Exercise input |
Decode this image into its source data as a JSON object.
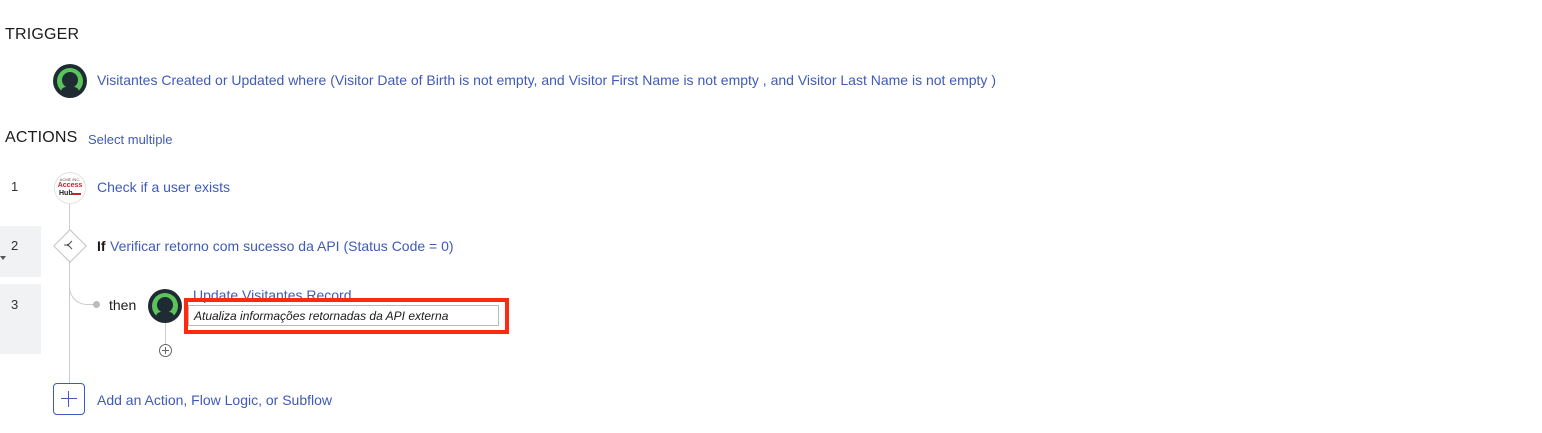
{
  "trigger": {
    "heading": "TRIGGER",
    "icon": "visitantes-app-icon",
    "description": "Visitantes Created or Updated where (Visitor Date of Birth is not empty, and Visitor First Name is not empty , and Visitor Last Name is not empty )"
  },
  "actions": {
    "heading": "ACTIONS",
    "select_multiple": "Select multiple",
    "steps": [
      {
        "number": "1",
        "label": "Check if a user exists",
        "icon": "access-hub-icon"
      },
      {
        "number": "2",
        "keyword": "If",
        "label": "Verificar retorno com sucesso da API (Status Code = 0)",
        "icon": "flow-logic-icon"
      },
      {
        "number": "3",
        "prefix": "then",
        "label": "Update Visitantes Record",
        "annotation": "Atualiza informações retornadas da API externa",
        "icon": "visitantes-app-icon"
      }
    ],
    "add_label": "Add an Action, Flow Logic, or Subflow"
  },
  "access_hub_logo": {
    "line1": "ACME INC.",
    "line2": "Access",
    "line3": "Hub"
  },
  "colors": {
    "link": "#3f5ab8",
    "highlight": "#ff2a0d",
    "icon_green": "#5ac45a",
    "icon_dark": "#1f2b33"
  }
}
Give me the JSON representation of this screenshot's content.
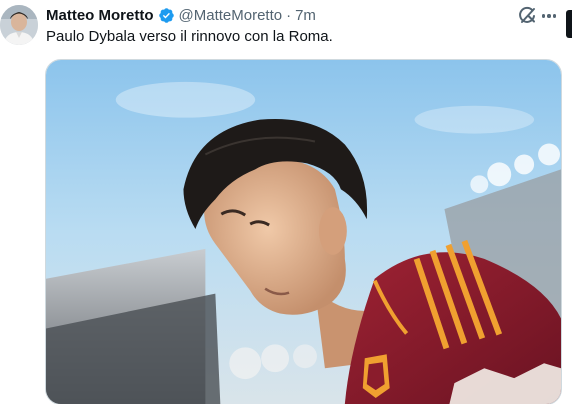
{
  "tweet": {
    "author": {
      "display_name": "Matteo Moretto",
      "handle": "@MatteMoretto",
      "verified": true
    },
    "separator": "·",
    "time": "7m",
    "text": "Paulo Dybala verso il rinnovo con la Roma.",
    "media": {
      "type": "photo",
      "subject": "footballer",
      "colors": {
        "sky": "#8cc4ec",
        "jersey": "#8a1c2c",
        "stripes": "#f0a030",
        "hair": "#1e1a18"
      }
    }
  },
  "icons": {
    "verified": "verified-badge-icon",
    "grok": "grok-icon",
    "more": "more-options-icon"
  },
  "colors": {
    "verified_blue": "#1d9bf0",
    "secondary_text": "#536471"
  }
}
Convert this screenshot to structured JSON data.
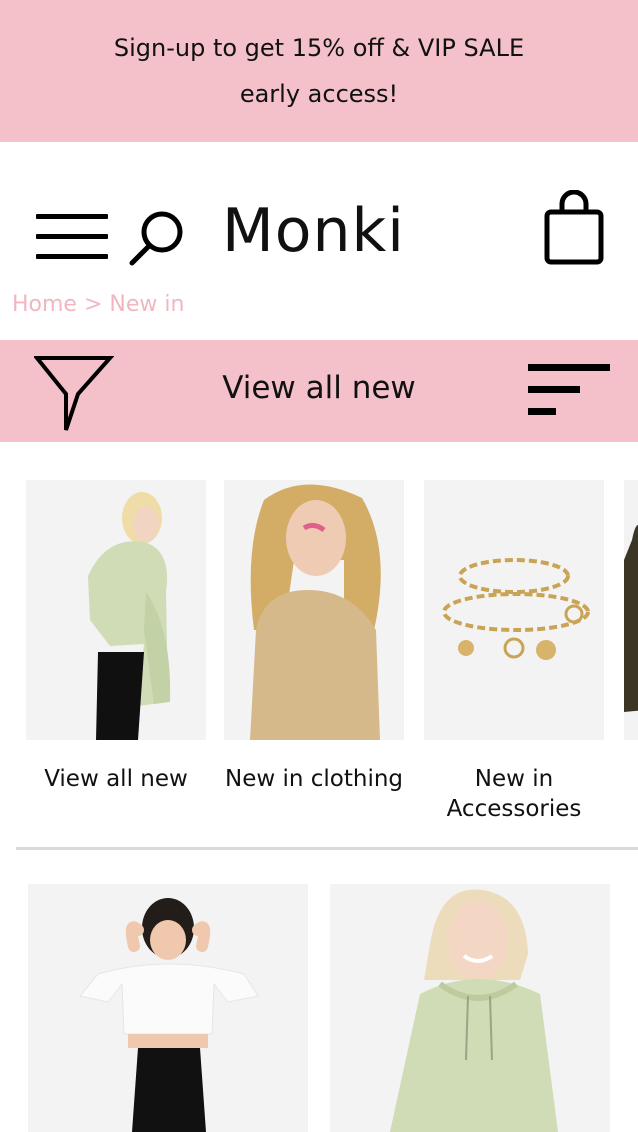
{
  "promo": {
    "text": "Sign-up to get 15% off & VIP SALE early access!"
  },
  "header": {
    "logo": "Monki",
    "icons": [
      "menu-icon",
      "search-icon",
      "shopping-bag-icon"
    ]
  },
  "breadcrumb": {
    "home": "Home",
    "separator": ">",
    "current": "New in"
  },
  "filterbar": {
    "title": "View all new",
    "icons": [
      "filter-icon",
      "sort-icon"
    ]
  },
  "categories": [
    {
      "label": "View all new"
    },
    {
      "label": "New in clothing"
    },
    {
      "label": "New in Accessories"
    }
  ],
  "colors": {
    "accent_pink": "#f4c1cb",
    "breadcrumb_pink": "#f1b6c2",
    "image_background": "#f3f3f3"
  }
}
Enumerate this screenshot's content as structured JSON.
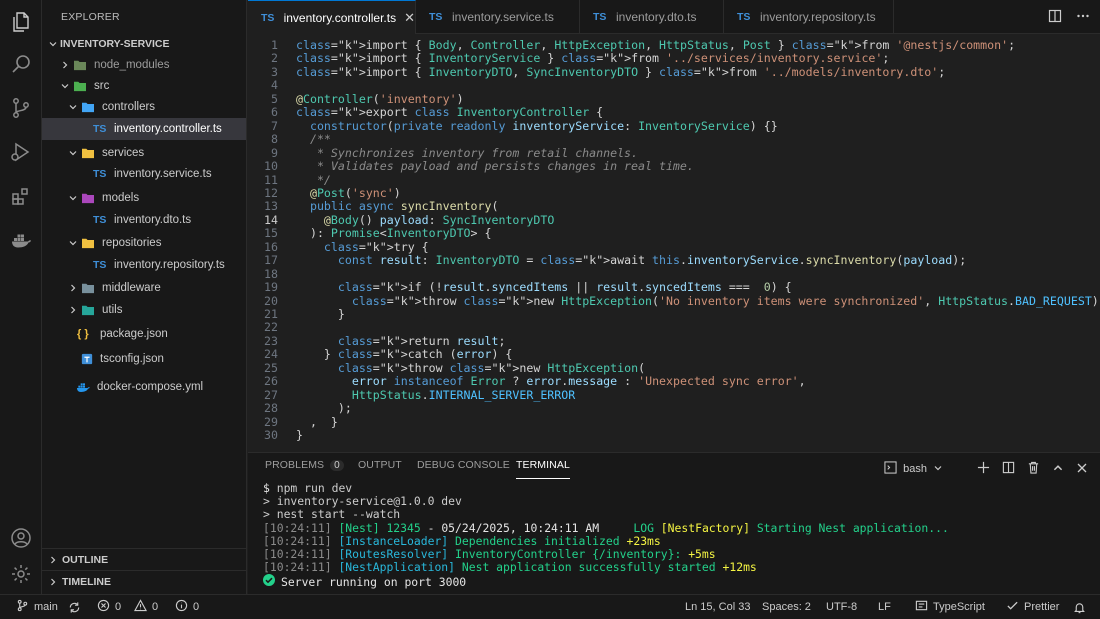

The exercise | Select all lines in the listing above where the word "screenshot" appears, and show them.

Task answer |
Give me the JSON representation of this screenshot's content.
Convert this screenshot to structured JSON data.
Enumerate this screenshot's content as structured JSON.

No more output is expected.